**Do this**
All records below must be retyped exactly.

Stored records

[START]

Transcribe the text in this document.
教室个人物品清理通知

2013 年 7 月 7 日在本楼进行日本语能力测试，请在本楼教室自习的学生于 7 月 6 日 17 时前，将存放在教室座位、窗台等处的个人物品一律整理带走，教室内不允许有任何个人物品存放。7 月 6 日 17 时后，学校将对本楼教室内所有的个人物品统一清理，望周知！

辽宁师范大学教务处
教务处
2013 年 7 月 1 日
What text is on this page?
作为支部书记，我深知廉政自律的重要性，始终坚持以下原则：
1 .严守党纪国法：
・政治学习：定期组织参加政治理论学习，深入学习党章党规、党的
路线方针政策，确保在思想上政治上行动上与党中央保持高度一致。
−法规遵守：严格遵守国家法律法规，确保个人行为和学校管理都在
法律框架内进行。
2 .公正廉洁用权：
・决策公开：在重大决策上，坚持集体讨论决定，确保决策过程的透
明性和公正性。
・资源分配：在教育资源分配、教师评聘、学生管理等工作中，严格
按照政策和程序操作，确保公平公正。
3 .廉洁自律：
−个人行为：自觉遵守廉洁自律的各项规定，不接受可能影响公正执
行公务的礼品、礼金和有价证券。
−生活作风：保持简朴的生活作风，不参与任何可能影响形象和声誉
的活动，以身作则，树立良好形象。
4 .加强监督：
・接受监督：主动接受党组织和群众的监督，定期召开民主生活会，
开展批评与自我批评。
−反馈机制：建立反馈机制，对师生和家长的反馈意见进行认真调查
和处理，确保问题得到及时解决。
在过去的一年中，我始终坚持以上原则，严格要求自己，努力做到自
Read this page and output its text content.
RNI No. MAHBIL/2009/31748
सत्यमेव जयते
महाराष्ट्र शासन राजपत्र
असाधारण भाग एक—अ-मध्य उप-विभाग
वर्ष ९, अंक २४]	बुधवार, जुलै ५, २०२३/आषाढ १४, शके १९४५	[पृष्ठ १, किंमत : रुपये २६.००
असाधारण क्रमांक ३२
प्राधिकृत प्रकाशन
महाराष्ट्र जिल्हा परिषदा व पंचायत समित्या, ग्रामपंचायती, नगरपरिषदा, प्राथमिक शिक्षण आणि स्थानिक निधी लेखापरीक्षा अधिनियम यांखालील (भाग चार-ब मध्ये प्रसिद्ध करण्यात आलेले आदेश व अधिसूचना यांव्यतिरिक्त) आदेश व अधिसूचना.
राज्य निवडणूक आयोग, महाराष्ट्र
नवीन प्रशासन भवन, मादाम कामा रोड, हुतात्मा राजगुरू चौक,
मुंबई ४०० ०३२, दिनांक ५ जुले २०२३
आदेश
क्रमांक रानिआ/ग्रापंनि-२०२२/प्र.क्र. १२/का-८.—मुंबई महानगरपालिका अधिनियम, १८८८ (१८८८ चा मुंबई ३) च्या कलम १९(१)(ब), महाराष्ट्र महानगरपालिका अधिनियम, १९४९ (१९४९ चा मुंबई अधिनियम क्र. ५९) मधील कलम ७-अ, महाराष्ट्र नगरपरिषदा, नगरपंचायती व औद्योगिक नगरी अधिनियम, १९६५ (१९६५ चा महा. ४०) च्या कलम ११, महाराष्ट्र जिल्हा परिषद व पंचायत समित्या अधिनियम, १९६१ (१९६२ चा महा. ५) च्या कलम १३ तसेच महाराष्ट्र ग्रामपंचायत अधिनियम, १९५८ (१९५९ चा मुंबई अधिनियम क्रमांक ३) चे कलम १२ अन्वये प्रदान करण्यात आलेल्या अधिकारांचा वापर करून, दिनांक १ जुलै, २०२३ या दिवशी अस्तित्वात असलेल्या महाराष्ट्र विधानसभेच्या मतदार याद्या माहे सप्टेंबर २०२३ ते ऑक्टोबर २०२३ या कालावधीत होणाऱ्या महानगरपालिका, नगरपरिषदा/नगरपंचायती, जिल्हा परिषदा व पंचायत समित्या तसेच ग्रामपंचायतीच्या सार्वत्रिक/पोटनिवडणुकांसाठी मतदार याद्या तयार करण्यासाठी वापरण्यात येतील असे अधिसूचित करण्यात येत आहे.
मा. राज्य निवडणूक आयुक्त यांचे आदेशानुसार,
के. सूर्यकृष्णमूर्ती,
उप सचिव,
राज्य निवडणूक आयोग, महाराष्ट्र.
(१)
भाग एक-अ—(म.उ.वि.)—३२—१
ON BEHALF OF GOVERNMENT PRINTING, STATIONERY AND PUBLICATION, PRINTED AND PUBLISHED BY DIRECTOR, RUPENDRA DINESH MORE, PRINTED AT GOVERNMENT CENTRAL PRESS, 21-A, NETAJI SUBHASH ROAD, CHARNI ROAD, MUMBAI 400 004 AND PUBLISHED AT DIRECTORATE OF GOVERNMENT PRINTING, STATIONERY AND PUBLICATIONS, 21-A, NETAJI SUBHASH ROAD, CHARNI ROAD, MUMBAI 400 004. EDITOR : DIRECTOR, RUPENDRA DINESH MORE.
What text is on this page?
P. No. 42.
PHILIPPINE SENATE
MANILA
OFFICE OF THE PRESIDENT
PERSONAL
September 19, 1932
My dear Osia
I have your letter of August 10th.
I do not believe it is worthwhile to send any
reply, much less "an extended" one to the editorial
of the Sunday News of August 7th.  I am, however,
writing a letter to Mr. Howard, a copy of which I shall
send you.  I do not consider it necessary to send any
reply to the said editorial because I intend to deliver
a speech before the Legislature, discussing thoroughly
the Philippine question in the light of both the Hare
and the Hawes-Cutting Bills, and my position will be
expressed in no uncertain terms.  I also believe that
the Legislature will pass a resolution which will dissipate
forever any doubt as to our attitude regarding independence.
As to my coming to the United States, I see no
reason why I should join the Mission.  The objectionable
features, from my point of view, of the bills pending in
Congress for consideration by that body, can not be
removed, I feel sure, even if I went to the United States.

[END]

**Worked answer**
Transcribe the text in this document.
教室个人物品清理通知

2013 年 7 月 7 日在本楼进行日本语能力测试，请在本楼教室自习的学生于 7 月 6 日 17 时前，将存放在教室座位、窗台等处的个人物品一律整理带走，教室内不允许有任何个人物品存放。7 月 6 日 17 时后，学校将对本楼教室内所有的个人物品统一清理，望周知！

辽宁师范大学教务处
教务处
2013 年 7 月 1 日
What text is on this page?
作为支部书记，我深知廉政自律的重要性，始终坚持以下原则：
1 .严守党纪国法：
・政治学习：定期组织参加政治理论学习，深入学习党章党规、党的
路线方针政策，确保在思想上政治上行动上与党中央保持高度一致。
−法规遵守：严格遵守国家法律法规，确保个人行为和学校管理都在
法律框架内进行。
2 .公正廉洁用权：
・决策公开：在重大决策上，坚持集体讨论决定，确保决策过程的透
明性和公正性。
・资源分配：在教育资源分配、教师评聘、学生管理等工作中，严格
按照政策和程序操作，确保公平公正。
3 .廉洁自律：
−个人行为：自觉遵守廉洁自律的各项规定，不接受可能影响公正执
行公务的礼品、礼金和有价证券。
−生活作风：保持简朴的生活作风，不参与任何可能影响形象和声誉
的活动，以身作则，树立良好形象。
4 .加强监督：
・接受监督：主动接受党组织和群众的监督，定期召开民主生活会，
开展批评与自我批评。
−反馈机制：建立反馈机制，对师生和家长的反馈意见进行认真调查
和处理，确保问题得到及时解决。
在过去的一年中，我始终坚持以上原则，严格要求自己，努力做到自
Read this page and output its text content.
RNI No. MAHBIL/2009/31748
सत्यमेव जयते
महाराष्ट्र शासन राजपत्र
असाधारण भाग एक—अ-मध्य उप-विभाग
वर्ष ९, अंक २४]	बुधवार, जुलै ५, २०२३/आषाढ १४, शके १९४५	[पृष्ठ १, किंमत : रुपये २६.००
असाधारण क्रमांक ३२
प्राधिकृत प्रकाशन
महाराष्ट्र जिल्हा परिषदा व पंचायत समित्या, ग्रामपंचायती, नगरपरिषदा, प्राथमिक शिक्षण आणि स्थानिक निधी लेखापरीक्षा अधिनियम यांखालील (भाग चार-ब मध्ये प्रसिद्ध करण्यात आलेले आदेश व अधिसूचना यांव्यतिरिक्त) आदेश व अधिसूचना.
राज्य निवडणूक आयोग, महाराष्ट्र
नवीन प्रशासन भवन, मादाम कामा रोड, हुतात्मा राजगुरू चौक,
मुंबई ४०० ०३२, दिनांक ५ जुले २०२३
आदेश
क्रमांक रानिआ/ग्रापंनि-२०२२/प्र.क्र. १२/का-८.—मुंबई महानगरपालिका अधिनियम, १८८८ (१८८८ चा मुंबई ३) च्या कलम १९(१)(ब), महाराष्ट्र महानगरपालिका अधिनियम, १९४९ (१९४९ चा मुंबई अधिनियम क्र. ५९) मधील कलम ७-अ, महाराष्ट्र नगरपरिषदा, नगरपंचायती व औद्योगिक नगरी अधिनियम, १९६५ (१९६५ चा महा. ४०) च्या कलम ११, महाराष्ट्र जिल्हा परिषद व पंचायत समित्या अधिनियम, १९६१ (१९६२ चा महा. ५) च्या कलम १३ तसेच महाराष्ट्र ग्रामपंचायत अधिनियम, १९५८ (१९५९ चा मुंबई अधिनियम क्रमांक ३) चे कलम १२ अन्वये प्रदान करण्यात आलेल्या अधिकारांचा वापर करून, दिनांक १ जुलै, २०२३ या दिवशी अस्तित्वात असलेल्या महाराष्ट्र विधानसभेच्या मतदार याद्या माहे सप्टेंबर २०२३ ते ऑक्टोबर २०२३ या कालावधीत होणाऱ्या महानगरपालिका, नगरपरिषदा/नगरपंचायती, जिल्हा परिषदा व पंचायत समित्या तसेच ग्रामपंचायतीच्या सार्वत्रिक/पोटनिवडणुकांसाठी मतदार याद्या तयार करण्यासाठी वापरण्यात येतील असे अधिसूचित करण्यात येत आहे.
मा. राज्य निवडणूक आयुक्त यांचे आदेशानुसार,
के. सूर्यकृष्णमूर्ती,
उप सचिव,
राज्य निवडणूक आयोग, महाराष्ट्र.
(१)
भाग एक-अ—(म.उ.वि.)—३२—१
ON BEHALF OF GOVERNMENT PRINTING, STATIONERY AND PUBLICATION, PRINTED AND PUBLISHED BY DIRECTOR, RUPENDRA DINESH MORE, PRINTED AT GOVERNMENT CENTRAL PRESS, 21-A, NETAJI SUBHASH ROAD, CHARNI ROAD, MUMBAI 400 004 AND PUBLISHED AT DIRECTORATE OF GOVERNMENT PRINTING, STATIONERY AND PUBLICATIONS, 21-A, NETAJI SUBHASH ROAD, CHARNI ROAD, MUMBAI 400 004. EDITOR : DIRECTOR, RUPENDRA DINESH MORE.
What text is on this page?
P. No. 42.
PHILIPPINE SENATE
MANILA
OFFICE OF THE PRESIDENT
PERSONAL
September 19, 1932
My dear Osia
I have your letter of August 10th.
I do not believe it is worthwhile to send any
reply, much less "an extended" one to the editorial
of the Sunday News of August 7th.  I am, however,
writing a letter to Mr. Howard, a copy of which I shall
send you.  I do not consider it necessary to send any
reply to the said editorial because I intend to deliver
a speech before the Legislature, discussing thoroughly
the Philippine question in the light of both the Hare
and the Hawes-Cutting Bills, and my position will be
expressed in no uncertain terms.  I also believe that
the Legislature will pass a resolution which will dissipate
forever any doubt as to our attitude regarding independence.
As to my coming to the United States, I see no
reason why I should join the Mission.  The objectionable
features, from my point of view, of the bills pending in
Congress for consideration by that body, can not be
removed, I feel sure, even if I went to the United States.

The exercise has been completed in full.